- [INSTRUCTIONS TO FOLLOW]
Exclude the pictures and reproduce the remaining data exactly as written.

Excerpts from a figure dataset
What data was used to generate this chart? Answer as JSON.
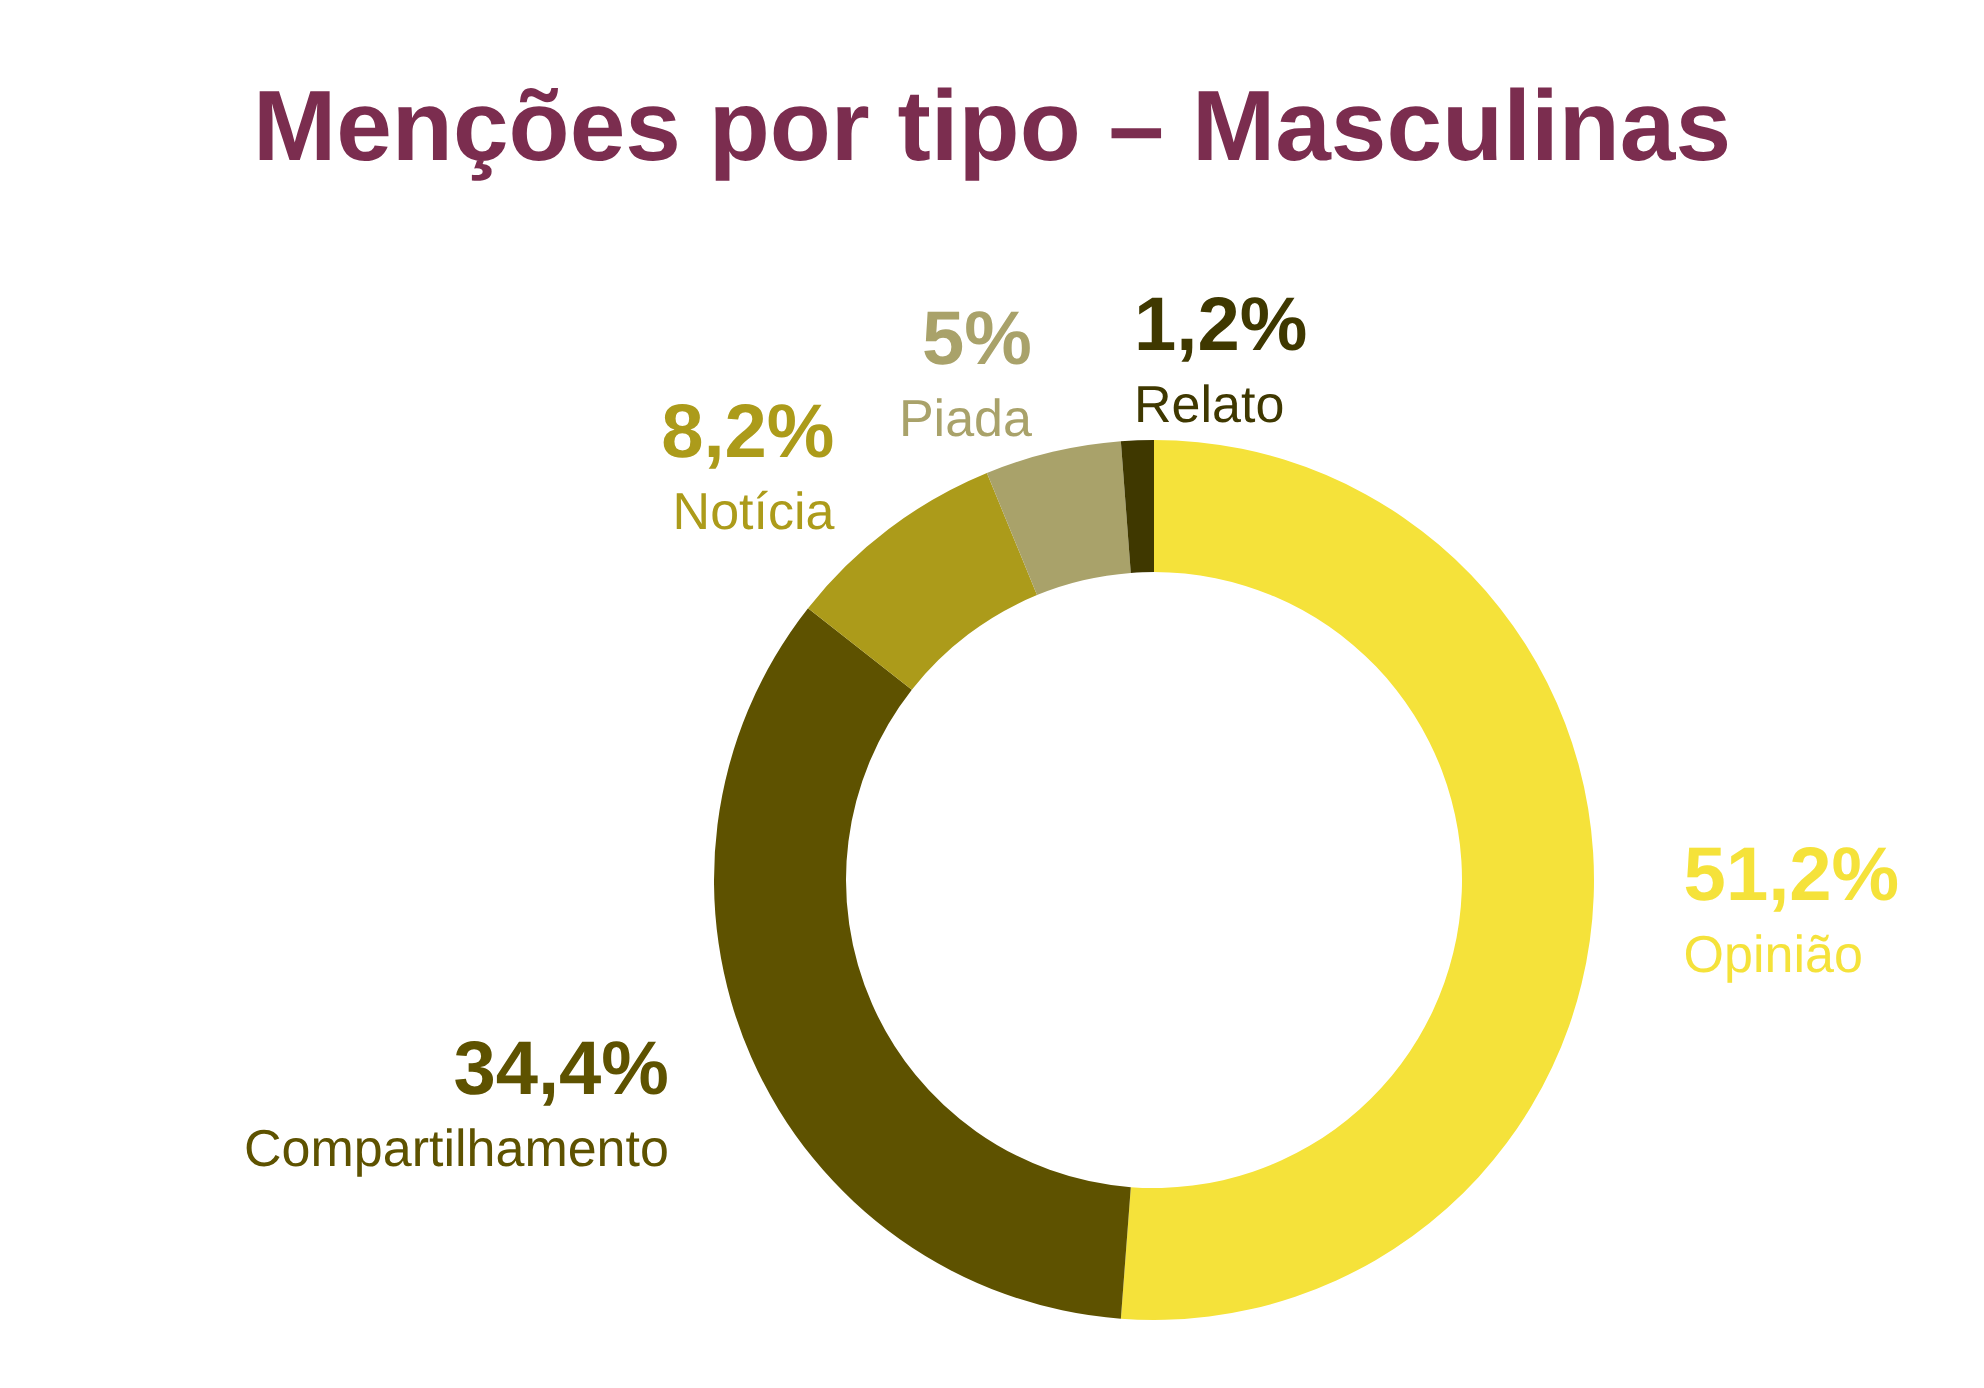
{
  "chart_data": {
    "type": "donut",
    "title": "Menções por tipo – Masculinas",
    "categories": [
      "Opinião",
      "Compartilhamento",
      "Notícia",
      "Piada",
      "Relato"
    ],
    "values": [
      51.2,
      34.4,
      8.2,
      5,
      1.2
    ],
    "colors": [
      "#f5e23a",
      "#5e5200",
      "#ac9b1a",
      "#a9a26a",
      "#3f3800"
    ],
    "value_labels": [
      "51,2%",
      "34,4%",
      "8,2%",
      "5%",
      "1,2%"
    ]
  }
}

- [FULL ANSWER]
What data was used to generate this chart? Answer as JSON.
{
  "chart_data": {
    "type": "donut",
    "title": "Menções por tipo – Masculinas",
    "categories": [
      "Opinião",
      "Compartilhamento",
      "Notícia",
      "Piada",
      "Relato"
    ],
    "values": [
      51.2,
      34.4,
      8.2,
      5,
      1.2
    ],
    "colors": [
      "#f5e23a",
      "#5e5200",
      "#ac9b1a",
      "#a9a26a",
      "#3f3800"
    ],
    "value_labels": [
      "51,2%",
      "34,4%",
      "8,2%",
      "5%",
      "1,2%"
    ]
  }
}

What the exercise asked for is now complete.